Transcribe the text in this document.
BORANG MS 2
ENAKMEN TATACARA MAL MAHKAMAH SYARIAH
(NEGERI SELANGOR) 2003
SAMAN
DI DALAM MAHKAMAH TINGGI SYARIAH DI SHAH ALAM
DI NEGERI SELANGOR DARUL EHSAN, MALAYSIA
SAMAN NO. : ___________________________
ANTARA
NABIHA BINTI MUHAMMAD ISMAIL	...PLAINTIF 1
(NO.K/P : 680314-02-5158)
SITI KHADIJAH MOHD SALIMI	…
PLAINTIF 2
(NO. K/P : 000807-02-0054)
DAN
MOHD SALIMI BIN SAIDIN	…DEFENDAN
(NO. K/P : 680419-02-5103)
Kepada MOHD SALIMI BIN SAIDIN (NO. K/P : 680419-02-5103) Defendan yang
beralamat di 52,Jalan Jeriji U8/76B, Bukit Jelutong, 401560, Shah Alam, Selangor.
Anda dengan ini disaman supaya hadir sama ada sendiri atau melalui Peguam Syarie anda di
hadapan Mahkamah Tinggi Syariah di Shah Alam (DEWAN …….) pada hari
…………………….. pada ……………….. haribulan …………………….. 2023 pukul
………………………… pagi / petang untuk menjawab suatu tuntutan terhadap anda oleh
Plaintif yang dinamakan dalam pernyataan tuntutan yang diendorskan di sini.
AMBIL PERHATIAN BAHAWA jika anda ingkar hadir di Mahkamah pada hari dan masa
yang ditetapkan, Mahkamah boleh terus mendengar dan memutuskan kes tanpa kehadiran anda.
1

-------------------------

→ Problem requirements: Identify and list each line with the word "tuntutan".

→ Answer in full:
………………………… pagi / petang untuk menjawab suatu tuntutan terhadap anda oleh
Plaintif yang dinamakan dalam pernyataan tuntutan yang diendorskan di sini.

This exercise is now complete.